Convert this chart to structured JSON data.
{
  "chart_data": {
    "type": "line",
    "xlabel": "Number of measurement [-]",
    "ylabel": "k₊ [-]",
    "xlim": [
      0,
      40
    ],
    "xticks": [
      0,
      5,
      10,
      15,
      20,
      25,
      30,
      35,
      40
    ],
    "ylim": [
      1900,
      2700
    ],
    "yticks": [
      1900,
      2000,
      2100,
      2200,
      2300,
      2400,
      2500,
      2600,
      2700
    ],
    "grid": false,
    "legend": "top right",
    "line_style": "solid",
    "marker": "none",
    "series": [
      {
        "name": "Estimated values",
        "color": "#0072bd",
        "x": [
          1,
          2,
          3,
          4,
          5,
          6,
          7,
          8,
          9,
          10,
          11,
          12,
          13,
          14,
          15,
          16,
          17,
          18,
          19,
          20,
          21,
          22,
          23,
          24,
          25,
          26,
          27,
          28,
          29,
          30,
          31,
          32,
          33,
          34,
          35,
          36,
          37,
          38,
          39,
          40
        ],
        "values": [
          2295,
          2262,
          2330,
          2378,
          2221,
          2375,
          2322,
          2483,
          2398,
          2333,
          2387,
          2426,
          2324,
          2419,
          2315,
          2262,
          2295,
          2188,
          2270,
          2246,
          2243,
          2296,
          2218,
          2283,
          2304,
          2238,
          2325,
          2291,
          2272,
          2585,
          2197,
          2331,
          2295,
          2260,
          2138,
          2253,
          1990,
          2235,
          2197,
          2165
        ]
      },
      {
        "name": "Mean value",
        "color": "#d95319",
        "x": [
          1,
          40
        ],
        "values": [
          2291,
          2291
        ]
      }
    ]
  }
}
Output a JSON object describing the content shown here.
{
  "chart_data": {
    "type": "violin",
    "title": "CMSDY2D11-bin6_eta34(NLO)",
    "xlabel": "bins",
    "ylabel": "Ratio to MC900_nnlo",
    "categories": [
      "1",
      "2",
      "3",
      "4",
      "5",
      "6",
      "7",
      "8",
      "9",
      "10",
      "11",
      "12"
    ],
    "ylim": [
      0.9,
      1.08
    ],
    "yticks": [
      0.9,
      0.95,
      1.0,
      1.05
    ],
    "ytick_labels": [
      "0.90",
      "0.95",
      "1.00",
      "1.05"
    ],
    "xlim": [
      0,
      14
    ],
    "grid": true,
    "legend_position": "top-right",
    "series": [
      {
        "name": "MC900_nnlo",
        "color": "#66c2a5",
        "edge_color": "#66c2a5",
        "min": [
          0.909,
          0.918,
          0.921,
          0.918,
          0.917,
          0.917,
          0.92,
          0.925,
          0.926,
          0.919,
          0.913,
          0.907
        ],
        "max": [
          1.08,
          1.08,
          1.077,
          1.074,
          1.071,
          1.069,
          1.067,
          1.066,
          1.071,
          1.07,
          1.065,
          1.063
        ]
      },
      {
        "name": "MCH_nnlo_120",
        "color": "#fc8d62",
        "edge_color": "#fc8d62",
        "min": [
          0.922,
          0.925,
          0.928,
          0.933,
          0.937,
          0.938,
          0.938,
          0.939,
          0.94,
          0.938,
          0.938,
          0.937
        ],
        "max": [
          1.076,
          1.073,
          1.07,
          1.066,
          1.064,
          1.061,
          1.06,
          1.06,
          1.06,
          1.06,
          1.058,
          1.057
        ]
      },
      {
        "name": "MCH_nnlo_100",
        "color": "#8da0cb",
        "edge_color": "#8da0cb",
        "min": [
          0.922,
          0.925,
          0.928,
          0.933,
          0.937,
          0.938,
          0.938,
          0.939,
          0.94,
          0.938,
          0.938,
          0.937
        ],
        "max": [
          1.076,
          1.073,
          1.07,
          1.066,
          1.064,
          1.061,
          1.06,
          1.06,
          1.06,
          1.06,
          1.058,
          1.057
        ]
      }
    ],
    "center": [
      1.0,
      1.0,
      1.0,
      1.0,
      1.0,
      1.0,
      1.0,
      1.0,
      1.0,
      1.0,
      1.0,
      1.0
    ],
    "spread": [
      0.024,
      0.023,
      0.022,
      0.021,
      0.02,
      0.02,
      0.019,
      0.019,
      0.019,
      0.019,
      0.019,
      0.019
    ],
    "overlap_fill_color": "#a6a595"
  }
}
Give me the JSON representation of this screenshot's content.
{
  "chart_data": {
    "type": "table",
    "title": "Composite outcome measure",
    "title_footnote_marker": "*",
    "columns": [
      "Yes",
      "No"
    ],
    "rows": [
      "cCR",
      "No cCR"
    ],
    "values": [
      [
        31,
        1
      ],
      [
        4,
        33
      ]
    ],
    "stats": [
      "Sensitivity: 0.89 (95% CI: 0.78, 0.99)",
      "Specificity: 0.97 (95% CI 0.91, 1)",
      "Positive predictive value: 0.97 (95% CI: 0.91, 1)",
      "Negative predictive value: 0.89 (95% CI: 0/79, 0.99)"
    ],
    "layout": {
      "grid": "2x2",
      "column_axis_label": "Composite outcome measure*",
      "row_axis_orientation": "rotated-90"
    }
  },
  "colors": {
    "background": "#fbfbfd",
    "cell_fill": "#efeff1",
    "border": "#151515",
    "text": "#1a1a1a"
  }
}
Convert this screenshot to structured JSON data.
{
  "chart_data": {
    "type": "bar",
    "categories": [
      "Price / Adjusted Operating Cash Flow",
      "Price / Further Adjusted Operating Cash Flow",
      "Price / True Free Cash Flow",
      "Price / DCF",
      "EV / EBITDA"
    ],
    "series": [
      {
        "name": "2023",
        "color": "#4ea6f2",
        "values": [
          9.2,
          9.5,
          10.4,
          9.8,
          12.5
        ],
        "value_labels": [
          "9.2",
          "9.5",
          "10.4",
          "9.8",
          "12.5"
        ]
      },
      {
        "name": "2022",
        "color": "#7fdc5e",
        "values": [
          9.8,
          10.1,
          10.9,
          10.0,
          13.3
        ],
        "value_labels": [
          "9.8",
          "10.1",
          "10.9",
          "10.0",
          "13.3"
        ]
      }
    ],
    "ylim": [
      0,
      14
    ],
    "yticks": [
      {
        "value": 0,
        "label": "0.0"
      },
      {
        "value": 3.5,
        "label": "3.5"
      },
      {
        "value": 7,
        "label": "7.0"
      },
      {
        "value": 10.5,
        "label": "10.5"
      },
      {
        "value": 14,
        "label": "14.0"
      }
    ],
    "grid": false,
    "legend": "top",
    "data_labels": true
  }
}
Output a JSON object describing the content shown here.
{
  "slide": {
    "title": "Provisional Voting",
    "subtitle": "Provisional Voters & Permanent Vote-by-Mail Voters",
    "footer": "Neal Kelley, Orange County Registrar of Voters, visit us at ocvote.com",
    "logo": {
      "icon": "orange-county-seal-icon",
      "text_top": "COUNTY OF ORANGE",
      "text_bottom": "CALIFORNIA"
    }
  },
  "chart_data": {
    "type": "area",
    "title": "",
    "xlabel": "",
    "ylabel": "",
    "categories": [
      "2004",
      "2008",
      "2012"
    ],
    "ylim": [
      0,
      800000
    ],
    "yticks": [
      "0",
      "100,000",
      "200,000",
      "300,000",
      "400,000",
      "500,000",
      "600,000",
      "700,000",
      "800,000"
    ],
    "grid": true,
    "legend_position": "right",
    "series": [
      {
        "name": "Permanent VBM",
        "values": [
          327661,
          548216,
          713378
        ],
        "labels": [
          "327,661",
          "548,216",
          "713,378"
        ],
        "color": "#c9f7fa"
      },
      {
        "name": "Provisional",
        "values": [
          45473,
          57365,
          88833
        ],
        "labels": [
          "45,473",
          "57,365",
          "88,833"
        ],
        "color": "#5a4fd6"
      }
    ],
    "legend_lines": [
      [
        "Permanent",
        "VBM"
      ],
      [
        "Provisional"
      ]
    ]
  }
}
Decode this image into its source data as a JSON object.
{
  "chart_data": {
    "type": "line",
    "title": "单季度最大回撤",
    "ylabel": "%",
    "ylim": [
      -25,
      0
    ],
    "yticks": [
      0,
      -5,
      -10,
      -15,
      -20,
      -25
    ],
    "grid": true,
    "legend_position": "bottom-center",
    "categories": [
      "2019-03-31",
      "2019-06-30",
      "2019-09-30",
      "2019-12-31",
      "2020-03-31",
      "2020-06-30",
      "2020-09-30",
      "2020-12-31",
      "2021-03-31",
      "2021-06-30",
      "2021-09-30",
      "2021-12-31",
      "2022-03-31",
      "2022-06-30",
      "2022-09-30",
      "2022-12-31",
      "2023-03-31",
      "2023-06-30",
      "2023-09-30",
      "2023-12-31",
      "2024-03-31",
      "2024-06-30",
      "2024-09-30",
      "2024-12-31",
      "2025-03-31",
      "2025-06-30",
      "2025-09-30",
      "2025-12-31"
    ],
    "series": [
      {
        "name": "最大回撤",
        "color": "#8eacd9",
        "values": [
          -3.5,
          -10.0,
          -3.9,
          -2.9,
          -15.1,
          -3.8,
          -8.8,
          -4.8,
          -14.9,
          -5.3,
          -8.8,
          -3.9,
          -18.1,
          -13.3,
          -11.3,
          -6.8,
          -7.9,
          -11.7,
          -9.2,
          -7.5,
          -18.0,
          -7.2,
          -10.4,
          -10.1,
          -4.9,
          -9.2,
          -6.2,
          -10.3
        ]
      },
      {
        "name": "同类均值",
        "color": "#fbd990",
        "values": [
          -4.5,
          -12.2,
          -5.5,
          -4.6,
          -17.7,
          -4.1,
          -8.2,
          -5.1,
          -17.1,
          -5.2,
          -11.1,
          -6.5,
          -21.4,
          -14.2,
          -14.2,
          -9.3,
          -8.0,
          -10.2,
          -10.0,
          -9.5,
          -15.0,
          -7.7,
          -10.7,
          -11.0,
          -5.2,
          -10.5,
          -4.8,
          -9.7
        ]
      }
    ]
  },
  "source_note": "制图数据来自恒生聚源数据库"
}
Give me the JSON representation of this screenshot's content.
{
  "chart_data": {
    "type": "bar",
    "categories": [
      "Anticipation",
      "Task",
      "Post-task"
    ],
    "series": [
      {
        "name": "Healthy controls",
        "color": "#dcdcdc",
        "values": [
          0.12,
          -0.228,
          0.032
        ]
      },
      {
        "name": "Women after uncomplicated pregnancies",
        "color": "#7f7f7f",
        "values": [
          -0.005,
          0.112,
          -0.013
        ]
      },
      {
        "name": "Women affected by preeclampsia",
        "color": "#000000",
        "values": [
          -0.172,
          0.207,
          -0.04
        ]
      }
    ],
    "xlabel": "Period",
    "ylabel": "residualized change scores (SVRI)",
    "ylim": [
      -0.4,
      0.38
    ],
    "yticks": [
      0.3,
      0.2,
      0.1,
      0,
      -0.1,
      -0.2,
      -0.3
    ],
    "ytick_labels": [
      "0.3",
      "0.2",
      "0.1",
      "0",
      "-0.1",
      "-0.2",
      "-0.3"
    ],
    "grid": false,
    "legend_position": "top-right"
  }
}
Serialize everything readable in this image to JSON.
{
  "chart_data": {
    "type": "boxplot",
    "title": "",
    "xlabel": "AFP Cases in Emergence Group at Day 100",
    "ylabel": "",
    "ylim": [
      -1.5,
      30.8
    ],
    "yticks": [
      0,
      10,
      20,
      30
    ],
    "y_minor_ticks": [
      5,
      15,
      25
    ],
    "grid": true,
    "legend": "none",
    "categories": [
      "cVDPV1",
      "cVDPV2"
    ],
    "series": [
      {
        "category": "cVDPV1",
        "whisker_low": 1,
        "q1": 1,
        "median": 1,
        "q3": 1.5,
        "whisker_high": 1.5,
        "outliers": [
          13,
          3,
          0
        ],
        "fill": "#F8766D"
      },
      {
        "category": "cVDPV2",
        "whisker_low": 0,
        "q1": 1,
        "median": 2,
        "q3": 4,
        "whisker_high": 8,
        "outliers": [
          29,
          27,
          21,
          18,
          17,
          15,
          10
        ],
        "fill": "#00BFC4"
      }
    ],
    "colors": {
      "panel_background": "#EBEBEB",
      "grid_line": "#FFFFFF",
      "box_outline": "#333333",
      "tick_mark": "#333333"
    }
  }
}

## Written problem
Only a number is wanted: how many lines above include "Price"?

## Task answer
4